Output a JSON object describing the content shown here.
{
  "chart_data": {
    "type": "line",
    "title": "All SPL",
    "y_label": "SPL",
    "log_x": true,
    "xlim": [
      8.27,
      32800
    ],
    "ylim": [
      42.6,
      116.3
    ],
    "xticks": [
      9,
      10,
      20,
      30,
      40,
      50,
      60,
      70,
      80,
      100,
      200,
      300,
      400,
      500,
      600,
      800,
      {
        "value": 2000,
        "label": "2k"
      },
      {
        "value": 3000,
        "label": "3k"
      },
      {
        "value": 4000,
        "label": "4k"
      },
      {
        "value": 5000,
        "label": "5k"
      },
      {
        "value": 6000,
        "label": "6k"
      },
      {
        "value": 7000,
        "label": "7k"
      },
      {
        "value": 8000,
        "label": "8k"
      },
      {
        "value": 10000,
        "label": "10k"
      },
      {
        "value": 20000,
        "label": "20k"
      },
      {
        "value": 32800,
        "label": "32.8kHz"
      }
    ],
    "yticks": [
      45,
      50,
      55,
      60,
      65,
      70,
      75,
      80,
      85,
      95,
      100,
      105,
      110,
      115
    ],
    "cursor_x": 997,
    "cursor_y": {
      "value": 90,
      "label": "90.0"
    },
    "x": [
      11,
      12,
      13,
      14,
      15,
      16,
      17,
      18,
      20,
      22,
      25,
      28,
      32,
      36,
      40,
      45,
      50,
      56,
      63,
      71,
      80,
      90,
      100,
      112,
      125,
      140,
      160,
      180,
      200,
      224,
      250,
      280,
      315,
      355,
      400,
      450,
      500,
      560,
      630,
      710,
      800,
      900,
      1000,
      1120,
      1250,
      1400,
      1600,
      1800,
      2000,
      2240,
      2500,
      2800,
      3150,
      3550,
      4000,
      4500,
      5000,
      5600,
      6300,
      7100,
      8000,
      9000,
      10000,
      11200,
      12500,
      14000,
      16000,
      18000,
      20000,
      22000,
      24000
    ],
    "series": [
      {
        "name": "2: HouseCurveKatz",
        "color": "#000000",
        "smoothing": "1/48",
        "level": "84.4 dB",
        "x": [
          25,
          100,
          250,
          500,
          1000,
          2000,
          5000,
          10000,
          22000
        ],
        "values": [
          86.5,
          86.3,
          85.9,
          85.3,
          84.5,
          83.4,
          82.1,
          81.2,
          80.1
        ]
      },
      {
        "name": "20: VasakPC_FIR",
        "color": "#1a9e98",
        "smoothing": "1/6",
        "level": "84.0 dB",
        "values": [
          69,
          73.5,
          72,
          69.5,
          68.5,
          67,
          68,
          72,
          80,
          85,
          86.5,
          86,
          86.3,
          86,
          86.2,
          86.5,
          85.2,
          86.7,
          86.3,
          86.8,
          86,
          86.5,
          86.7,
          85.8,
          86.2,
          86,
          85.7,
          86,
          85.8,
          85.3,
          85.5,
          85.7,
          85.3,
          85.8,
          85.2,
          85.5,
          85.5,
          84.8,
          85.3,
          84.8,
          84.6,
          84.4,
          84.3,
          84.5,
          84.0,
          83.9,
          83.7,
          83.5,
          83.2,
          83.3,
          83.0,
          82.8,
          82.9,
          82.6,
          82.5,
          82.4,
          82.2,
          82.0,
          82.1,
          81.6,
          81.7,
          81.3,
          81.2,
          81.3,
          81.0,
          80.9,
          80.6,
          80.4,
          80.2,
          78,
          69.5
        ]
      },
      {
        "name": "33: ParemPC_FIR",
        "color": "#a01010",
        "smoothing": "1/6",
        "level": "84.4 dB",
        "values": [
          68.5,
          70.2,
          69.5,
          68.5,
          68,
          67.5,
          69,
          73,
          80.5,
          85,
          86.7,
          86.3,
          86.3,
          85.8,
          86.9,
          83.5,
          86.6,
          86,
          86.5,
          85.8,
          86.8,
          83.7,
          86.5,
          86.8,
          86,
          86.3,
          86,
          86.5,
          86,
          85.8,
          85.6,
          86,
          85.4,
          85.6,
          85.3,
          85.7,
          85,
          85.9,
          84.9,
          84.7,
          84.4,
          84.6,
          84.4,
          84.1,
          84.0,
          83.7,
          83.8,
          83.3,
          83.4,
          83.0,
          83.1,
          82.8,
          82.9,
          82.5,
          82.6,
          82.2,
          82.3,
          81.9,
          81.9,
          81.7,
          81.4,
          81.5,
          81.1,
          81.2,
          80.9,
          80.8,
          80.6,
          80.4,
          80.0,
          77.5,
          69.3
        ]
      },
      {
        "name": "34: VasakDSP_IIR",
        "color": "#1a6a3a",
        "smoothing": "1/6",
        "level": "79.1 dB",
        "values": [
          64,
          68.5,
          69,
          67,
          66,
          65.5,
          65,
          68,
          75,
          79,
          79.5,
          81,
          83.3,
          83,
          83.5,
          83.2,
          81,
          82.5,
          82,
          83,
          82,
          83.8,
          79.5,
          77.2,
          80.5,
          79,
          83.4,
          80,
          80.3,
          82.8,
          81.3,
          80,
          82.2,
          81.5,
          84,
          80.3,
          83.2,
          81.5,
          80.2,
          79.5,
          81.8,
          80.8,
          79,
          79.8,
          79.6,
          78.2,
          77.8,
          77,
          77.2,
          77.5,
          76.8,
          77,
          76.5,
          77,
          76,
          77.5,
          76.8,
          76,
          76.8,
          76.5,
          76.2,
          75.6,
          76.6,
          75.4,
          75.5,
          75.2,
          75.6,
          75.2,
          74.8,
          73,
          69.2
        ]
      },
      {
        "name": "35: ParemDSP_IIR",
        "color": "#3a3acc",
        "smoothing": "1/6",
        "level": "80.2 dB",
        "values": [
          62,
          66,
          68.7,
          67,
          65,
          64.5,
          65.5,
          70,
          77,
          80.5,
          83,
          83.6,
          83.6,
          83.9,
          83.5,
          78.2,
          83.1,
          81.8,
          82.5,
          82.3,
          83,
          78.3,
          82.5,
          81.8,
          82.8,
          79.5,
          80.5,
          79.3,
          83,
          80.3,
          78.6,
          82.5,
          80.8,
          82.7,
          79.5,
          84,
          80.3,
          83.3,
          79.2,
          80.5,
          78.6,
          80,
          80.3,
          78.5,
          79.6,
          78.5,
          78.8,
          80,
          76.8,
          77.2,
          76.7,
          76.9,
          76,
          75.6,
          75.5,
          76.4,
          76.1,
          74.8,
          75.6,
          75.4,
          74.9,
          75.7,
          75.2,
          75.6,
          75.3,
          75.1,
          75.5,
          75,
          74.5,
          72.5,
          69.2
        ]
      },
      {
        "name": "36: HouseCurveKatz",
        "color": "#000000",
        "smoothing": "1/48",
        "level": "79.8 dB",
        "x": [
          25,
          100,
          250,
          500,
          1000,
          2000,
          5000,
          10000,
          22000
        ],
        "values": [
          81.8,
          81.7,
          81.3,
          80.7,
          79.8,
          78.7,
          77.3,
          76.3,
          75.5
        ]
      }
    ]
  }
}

..........

#### GOAL:
Reproduce all of the data exactly as given.

#### TASK OUTPUT:
Output a JSON object describing the content shown here.
{
  "chart_data": {
    "type": "line",
    "title": "All SPL",
    "y_label": "SPL",
    "log_x": true,
    "xlim": [
      8.27,
      32800
    ],
    "ylim": [
      42.6,
      116.3
    ],
    "xticks": [
      9,
      10,
      20,
      30,
      40,
      50,
      60,
      70,
      80,
      100,
      200,
      300,
      400,
      500,
      600,
      800,
      {
        "value": 2000,
        "label": "2k"
      },
      {
        "value": 3000,
        "label": "3k"
      },
      {
        "value": 4000,
        "label": "4k"
      },
      {
        "value": 5000,
        "label": "5k"
      },
      {
        "value": 6000,
        "label": "6k"
      },
      {
        "value": 7000,
        "label": "7k"
      },
      {
        "value": 8000,
        "label": "8k"
      },
      {
        "value": 10000,
        "label": "10k"
      },
      {
        "value": 20000,
        "label": "20k"
      },
      {
        "value": 32800,
        "label": "32.8kHz"
      }
    ],
    "yticks": [
      45,
      50,
      55,
      60,
      65,
      70,
      75,
      80,
      85,
      95,
      100,
      105,
      110,
      115
    ],
    "cursor_x": 997,
    "cursor_y": {
      "value": 90,
      "label": "90.0"
    },
    "x": [
      11,
      12,
      13,
      14,
      15,
      16,
      17,
      18,
      20,
      22,
      25,
      28,
      32,
      36,
      40,
      45,
      50,
      56,
      63,
      71,
      80,
      90,
      100,
      112,
      125,
      140,
      160,
      180,
      200,
      224,
      250,
      280,
      315,
      355,
      400,
      450,
      500,
      560,
      630,
      710,
      800,
      900,
      1000,
      1120,
      1250,
      1400,
      1600,
      1800,
      2000,
      2240,
      2500,
      2800,
      3150,
      3550,
      4000,
      4500,
      5000,
      5600,
      6300,
      7100,
      8000,
      9000,
      10000,
      11200,
      12500,
      14000,
      16000,
      18000,
      20000,
      22000,
      24000
    ],
    "series": [
      {
        "name": "2: HouseCurveKatz",
        "color": "#000000",
        "smoothing": "1/48",
        "level": "84.4 dB",
        "x": [
          25,
          100,
          250,
          500,
          1000,
          2000,
          5000,
          10000,
          22000
        ],
        "values": [
          86.5,
          86.3,
          85.9,
          85.3,
          84.5,
          83.4,
          82.1,
          81.2,
          80.1
        ]
      },
      {
        "name": "20: VasakPC_FIR",
        "color": "#1a9e98",
        "smoothing": "1/6",
        "level": "84.0 dB",
        "values": [
          69,
          73.5,
          72,
          69.5,
          68.5,
          67,
          68,
          72,
          80,
          85,
          86.5,
          86,
          86.3,
          86,
          86.2,
          86.5,
          85.2,
          86.7,
          86.3,
          86.8,
          86,
          86.5,
          86.7,
          85.8,
          86.2,
          86,
          85.7,
          86,
          85.8,
          85.3,
          85.5,
          85.7,
          85.3,
          85.8,
          85.2,
          85.5,
          85.5,
          84.8,
          85.3,
          84.8,
          84.6,
          84.4,
          84.3,
          84.5,
          84.0,
          83.9,
          83.7,
          83.5,
          83.2,
          83.3,
          83.0,
          82.8,
          82.9,
          82.6,
          82.5,
          82.4,
          82.2,
          82.0,
          82.1,
          81.6,
          81.7,
          81.3,
          81.2,
          81.3,
          81.0,
          80.9,
          80.6,
          80.4,
          80.2,
          78,
          69.5
        ]
      },
      {
        "name": "33: ParemPC_FIR",
        "color": "#a01010",
        "smoothing": "1/6",
        "level": "84.4 dB",
        "values": [
          68.5,
          70.2,
          69.5,
          68.5,
          68,
          67.5,
          69,
          73,
          80.5,
          85,
          86.7,
          86.3,
          86.3,
          85.8,
          86.9,
          83.5,
          86.6,
          86,
          86.5,
          85.8,
          86.8,
          83.7,
          86.5,
          86.8,
          86,
          86.3,
          86,
          86.5,
          86,
          85.8,
          85.6,
          86,
          85.4,
          85.6,
          85.3,
          85.7,
          85,
          85.9,
          84.9,
          84.7,
          84.4,
          84.6,
          84.4,
          84.1,
          84.0,
          83.7,
          83.8,
          83.3,
          83.4,
          83.0,
          83.1,
          82.8,
          82.9,
          82.5,
          82.6,
          82.2,
          82.3,
          81.9,
          81.9,
          81.7,
          81.4,
          81.5,
          81.1,
          81.2,
          80.9,
          80.8,
          80.6,
          80.4,
          80.0,
          77.5,
          69.3
        ]
      },
      {
        "name": "34: VasakDSP_IIR",
        "color": "#1a6a3a",
        "smoothing": "1/6",
        "level": "79.1 dB",
        "values": [
          64,
          68.5,
          69,
          67,
          66,
          65.5,
          65,
          68,
          75,
          79,
          79.5,
          81,
          83.3,
          83,
          83.5,
          83.2,
          81,
          82.5,
          82,
          83,
          82,
          83.8,
          79.5,
          77.2,
          80.5,
          79,
          83.4,
          80,
          80.3,
          82.8,
          81.3,
          80,
          82.2,
          81.5,
          84,
          80.3,
          83.2,
          81.5,
          80.2,
          79.5,
          81.8,
          80.8,
          79,
          79.8,
          79.6,
          78.2,
          77.8,
          77,
          77.2,
          77.5,
          76.8,
          77,
          76.5,
          77,
          76,
          77.5,
          76.8,
          76,
          76.8,
          76.5,
          76.2,
          75.6,
          76.6,
          75.4,
          75.5,
          75.2,
          75.6,
          75.2,
          74.8,
          73,
          69.2
        ]
      },
      {
        "name": "35: ParemDSP_IIR",
        "color": "#3a3acc",
        "smoothing": "1/6",
        "level": "80.2 dB",
        "values": [
          62,
          66,
          68.7,
          67,
          65,
          64.5,
          65.5,
          70,
          77,
          80.5,
          83,
          83.6,
          83.6,
          83.9,
          83.5,
          78.2,
          83.1,
          81.8,
          82.5,
          82.3,
          83,
          78.3,
          82.5,
          81.8,
          82.8,
          79.5,
          80.5,
          79.3,
          83,
          80.3,
          78.6,
          82.5,
          80.8,
          82.7,
          79.5,
          84,
          80.3,
          83.3,
          79.2,
          80.5,
          78.6,
          80,
          80.3,
          78.5,
          79.6,
          78.5,
          78.8,
          80,
          76.8,
          77.2,
          76.7,
          76.9,
          76,
          75.6,
          75.5,
          76.4,
          76.1,
          74.8,
          75.6,
          75.4,
          74.9,
          75.7,
          75.2,
          75.6,
          75.3,
          75.1,
          75.5,
          75,
          74.5,
          72.5,
          69.2
        ]
      },
      {
        "name": "36: HouseCurveKatz",
        "color": "#000000",
        "smoothing": "1/48",
        "level": "79.8 dB",
        "x": [
          25,
          100,
          250,
          500,
          1000,
          2000,
          5000,
          10000,
          22000
        ],
        "values": [
          81.8,
          81.7,
          81.3,
          80.7,
          79.8,
          78.7,
          77.3,
          76.3,
          75.5
        ]
      }
    ]
  }
}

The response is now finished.